■ To do: The records that follow are to be repeated without alteration.

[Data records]
----------

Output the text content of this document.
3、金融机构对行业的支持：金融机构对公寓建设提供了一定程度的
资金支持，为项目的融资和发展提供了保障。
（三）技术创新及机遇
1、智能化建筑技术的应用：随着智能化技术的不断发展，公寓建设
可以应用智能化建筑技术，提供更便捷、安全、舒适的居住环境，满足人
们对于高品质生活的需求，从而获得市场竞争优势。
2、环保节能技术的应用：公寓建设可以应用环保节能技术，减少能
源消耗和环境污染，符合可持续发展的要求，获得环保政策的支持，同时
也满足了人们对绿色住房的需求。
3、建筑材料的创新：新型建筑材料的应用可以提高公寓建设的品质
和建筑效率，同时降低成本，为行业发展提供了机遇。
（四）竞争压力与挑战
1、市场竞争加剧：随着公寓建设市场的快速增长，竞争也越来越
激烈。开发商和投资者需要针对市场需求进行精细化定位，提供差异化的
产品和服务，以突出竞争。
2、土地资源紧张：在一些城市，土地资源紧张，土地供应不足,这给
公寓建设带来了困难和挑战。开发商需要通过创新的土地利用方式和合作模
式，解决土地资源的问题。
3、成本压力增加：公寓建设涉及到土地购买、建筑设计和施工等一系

----------

■ Answer for the task:
Output the text content of this document.
3、金融机构对行业的支持：金融机构对公寓建设提供了一定程度的
资金支持，为项目的融资和发展提供了保障。
（三）技术创新及机遇
1、智能化建筑技术的应用：随着智能化技术的不断发展，公寓建设
可以应用智能化建筑技术，提供更便捷、安全、舒适的居住环境，满足人
们对于高品质生活的需求，从而获得市场竞争优势。
2、环保节能技术的应用：公寓建设可以应用环保节能技术，减少能
源消耗和环境污染，符合可持续发展的要求，获得环保政策的支持，同时
也满足了人们对绿色住房的需求。
3、建筑材料的创新：新型建筑材料的应用可以提高公寓建设的品质
和建筑效率，同时降低成本，为行业发展提供了机遇。
（四）竞争压力与挑战
1、市场竞争加剧：随着公寓建设市场的快速增长，竞争也越来越
激烈。开发商和投资者需要针对市场需求进行精细化定位，提供差异化的
产品和服务，以突出竞争。
2、土地资源紧张：在一些城市，土地资源紧张，土地供应不足,这给
公寓建设带来了困难和挑战。开发商需要通过创新的土地利用方式和合作模
式，解决土地资源的问题。
3、成本压力增加：公寓建设涉及到土地购买、建筑设计和施工等一系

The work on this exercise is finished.